### Set exercise
Repeat the material exactly as it appears.

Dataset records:
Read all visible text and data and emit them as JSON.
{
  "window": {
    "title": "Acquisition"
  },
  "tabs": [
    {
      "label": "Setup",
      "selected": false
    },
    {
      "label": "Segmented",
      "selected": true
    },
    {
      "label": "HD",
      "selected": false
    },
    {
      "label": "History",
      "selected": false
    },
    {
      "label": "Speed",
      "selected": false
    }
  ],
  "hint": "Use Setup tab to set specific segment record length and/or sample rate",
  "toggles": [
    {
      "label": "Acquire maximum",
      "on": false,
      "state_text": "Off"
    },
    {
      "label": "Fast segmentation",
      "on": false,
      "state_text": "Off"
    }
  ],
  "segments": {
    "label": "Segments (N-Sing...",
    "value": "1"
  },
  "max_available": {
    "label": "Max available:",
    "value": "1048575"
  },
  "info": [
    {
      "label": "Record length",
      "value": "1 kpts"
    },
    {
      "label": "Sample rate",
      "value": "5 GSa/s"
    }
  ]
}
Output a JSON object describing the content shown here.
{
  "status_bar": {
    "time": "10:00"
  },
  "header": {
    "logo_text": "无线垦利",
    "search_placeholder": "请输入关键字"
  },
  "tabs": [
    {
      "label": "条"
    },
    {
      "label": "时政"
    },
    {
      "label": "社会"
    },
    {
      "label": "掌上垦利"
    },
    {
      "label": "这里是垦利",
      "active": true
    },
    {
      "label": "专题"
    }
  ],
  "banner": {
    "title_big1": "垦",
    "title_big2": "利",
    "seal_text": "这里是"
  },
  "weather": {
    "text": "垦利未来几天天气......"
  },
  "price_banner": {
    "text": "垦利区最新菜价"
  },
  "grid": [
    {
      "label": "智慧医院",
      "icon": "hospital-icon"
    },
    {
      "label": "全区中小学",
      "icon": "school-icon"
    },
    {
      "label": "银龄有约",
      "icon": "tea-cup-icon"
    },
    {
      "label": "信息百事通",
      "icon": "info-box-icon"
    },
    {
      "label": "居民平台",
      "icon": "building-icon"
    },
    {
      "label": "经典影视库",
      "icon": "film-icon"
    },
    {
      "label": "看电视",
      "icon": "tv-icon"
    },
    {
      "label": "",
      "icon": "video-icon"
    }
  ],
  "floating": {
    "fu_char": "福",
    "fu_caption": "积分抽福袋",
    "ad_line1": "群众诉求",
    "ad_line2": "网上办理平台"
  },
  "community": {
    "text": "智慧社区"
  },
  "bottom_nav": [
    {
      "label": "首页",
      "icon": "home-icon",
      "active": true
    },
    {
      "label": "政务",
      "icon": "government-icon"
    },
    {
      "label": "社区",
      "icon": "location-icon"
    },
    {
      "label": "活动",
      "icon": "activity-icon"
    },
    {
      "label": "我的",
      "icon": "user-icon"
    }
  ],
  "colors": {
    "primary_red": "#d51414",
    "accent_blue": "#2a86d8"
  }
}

### Problem solution
Read all visible text and data and emit them as JSON.
{
  "window": {
    "title": "Acquisition"
  },
  "tabs": [
    {
      "label": "Setup",
      "selected": false
    },
    {
      "label": "Segmented",
      "selected": true
    },
    {
      "label": "HD",
      "selected": false
    },
    {
      "label": "History",
      "selected": false
    },
    {
      "label": "Speed",
      "selected": false
    }
  ],
  "hint": "Use Setup tab to set specific segment record length and/or sample rate",
  "toggles": [
    {
      "label": "Acquire maximum",
      "on": false,
      "state_text": "Off"
    },
    {
      "label": "Fast segmentation",
      "on": false,
      "state_text": "Off"
    }
  ],
  "segments": {
    "label": "Segments (N-Sing...",
    "value": "1"
  },
  "max_available": {
    "label": "Max available:",
    "value": "1048575"
  },
  "info": [
    {
      "label": "Record length",
      "value": "1 kpts"
    },
    {
      "label": "Sample rate",
      "value": "5 GSa/s"
    }
  ]
}
Output a JSON object describing the content shown here.
{
  "status_bar": {
    "time": "10:00"
  },
  "header": {
    "logo_text": "无线垦利",
    "search_placeholder": "请输入关键字"
  },
  "tabs": [
    {
      "label": "条"
    },
    {
      "label": "时政"
    },
    {
      "label": "社会"
    },
    {
      "label": "掌上垦利"
    },
    {
      "label": "这里是垦利",
      "active": true
    },
    {
      "label": "专题"
    }
  ],
  "banner": {
    "title_big1": "垦",
    "title_big2": "利",
    "seal_text": "这里是"
  },
  "weather": {
    "text": "垦利未来几天天气......"
  },
  "price_banner": {
    "text": "垦利区最新菜价"
  },
  "grid": [
    {
      "label": "智慧医院",
      "icon": "hospital-icon"
    },
    {
      "label": "全区中小学",
      "icon": "school-icon"
    },
    {
      "label": "银龄有约",
      "icon": "tea-cup-icon"
    },
    {
      "label": "信息百事通",
      "icon": "info-box-icon"
    },
    {
      "label": "居民平台",
      "icon": "building-icon"
    },
    {
      "label": "经典影视库",
      "icon": "film-icon"
    },
    {
      "label": "看电视",
      "icon": "tv-icon"
    },
    {
      "label": "",
      "icon": "video-icon"
    }
  ],
  "floating": {
    "fu_char": "福",
    "fu_caption": "积分抽福袋",
    "ad_line1": "群众诉求",
    "ad_line2": "网上办理平台"
  },
  "community": {
    "text": "智慧社区"
  },
  "bottom_nav": [
    {
      "label": "首页",
      "icon": "home-icon",
      "active": true
    },
    {
      "label": "政务",
      "icon": "government-icon"
    },
    {
      "label": "社区",
      "icon": "location-icon"
    },
    {
      "label": "活动",
      "icon": "activity-icon"
    },
    {
      "label": "我的",
      "icon": "user-icon"
    }
  ],
  "colors": {
    "primary_red": "#d51414",
    "accent_blue": "#2a86d8"
  }
}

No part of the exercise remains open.